» Written exercise:
Say how many lines include the word "marker". Reply with nothing but the number.

» Dataset rows about figures:
----

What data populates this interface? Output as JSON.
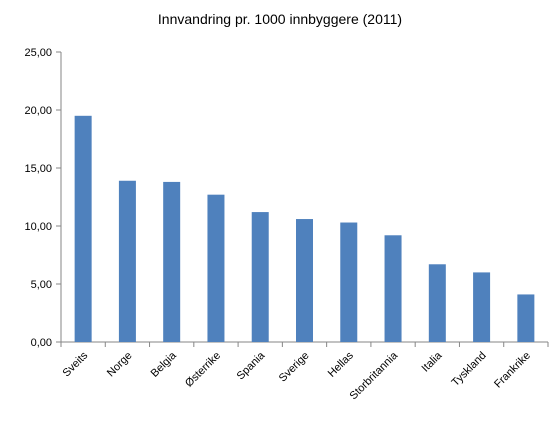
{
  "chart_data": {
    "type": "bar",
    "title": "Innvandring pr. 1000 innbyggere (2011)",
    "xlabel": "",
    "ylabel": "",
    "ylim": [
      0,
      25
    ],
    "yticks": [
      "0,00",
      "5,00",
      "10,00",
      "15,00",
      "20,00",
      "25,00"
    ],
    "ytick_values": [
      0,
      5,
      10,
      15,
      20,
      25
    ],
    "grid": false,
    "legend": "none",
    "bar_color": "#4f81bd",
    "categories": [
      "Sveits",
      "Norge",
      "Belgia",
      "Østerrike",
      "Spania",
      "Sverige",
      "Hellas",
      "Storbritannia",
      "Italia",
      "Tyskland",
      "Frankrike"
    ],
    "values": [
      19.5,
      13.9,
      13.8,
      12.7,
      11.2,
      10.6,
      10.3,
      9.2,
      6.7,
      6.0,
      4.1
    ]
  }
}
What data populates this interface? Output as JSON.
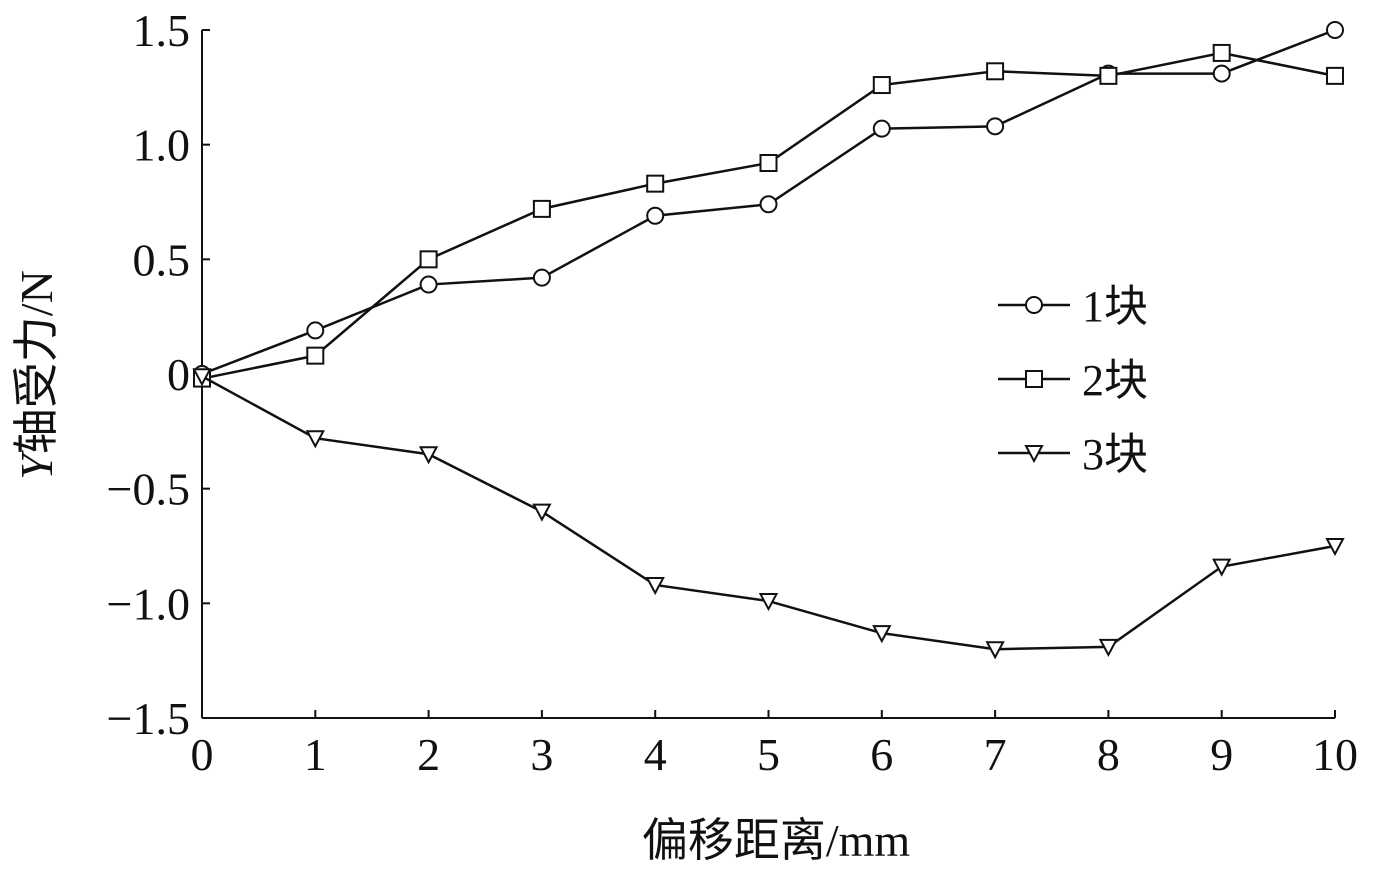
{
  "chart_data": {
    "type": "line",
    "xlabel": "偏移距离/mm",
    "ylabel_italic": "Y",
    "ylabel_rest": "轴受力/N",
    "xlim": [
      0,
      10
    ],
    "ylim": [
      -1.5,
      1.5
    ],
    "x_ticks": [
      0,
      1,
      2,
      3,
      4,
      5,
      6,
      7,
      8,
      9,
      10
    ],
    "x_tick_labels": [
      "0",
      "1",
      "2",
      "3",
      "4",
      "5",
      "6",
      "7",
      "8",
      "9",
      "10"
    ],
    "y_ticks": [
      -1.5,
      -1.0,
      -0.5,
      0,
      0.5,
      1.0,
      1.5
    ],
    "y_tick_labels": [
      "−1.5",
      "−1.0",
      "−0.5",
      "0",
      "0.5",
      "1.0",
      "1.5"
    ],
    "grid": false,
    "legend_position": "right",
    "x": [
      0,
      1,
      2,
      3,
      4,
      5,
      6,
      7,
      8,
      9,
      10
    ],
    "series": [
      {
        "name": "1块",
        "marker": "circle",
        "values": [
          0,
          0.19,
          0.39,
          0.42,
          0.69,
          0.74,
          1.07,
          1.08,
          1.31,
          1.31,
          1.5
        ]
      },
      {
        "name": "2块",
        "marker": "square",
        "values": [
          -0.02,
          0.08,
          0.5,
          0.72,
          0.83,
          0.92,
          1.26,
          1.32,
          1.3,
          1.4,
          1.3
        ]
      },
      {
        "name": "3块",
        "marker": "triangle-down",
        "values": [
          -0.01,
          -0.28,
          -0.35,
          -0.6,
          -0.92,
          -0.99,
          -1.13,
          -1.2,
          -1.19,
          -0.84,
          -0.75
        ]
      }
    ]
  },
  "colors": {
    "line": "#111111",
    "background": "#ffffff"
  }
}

----

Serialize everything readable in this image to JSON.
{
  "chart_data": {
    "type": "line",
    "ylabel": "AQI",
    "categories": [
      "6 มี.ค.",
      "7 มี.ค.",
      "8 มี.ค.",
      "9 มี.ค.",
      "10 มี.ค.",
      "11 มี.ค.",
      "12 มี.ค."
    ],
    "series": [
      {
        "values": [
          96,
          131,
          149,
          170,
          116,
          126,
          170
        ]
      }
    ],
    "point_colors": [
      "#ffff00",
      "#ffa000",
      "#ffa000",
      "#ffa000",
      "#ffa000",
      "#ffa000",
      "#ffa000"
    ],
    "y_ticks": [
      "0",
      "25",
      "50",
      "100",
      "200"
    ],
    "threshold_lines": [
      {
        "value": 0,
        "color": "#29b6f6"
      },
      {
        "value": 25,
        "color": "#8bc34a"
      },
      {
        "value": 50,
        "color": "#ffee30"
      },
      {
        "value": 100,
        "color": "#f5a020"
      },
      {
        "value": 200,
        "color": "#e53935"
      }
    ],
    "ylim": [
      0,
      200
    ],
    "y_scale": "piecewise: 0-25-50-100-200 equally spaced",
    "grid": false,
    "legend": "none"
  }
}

----

» Solution to the exercise:
3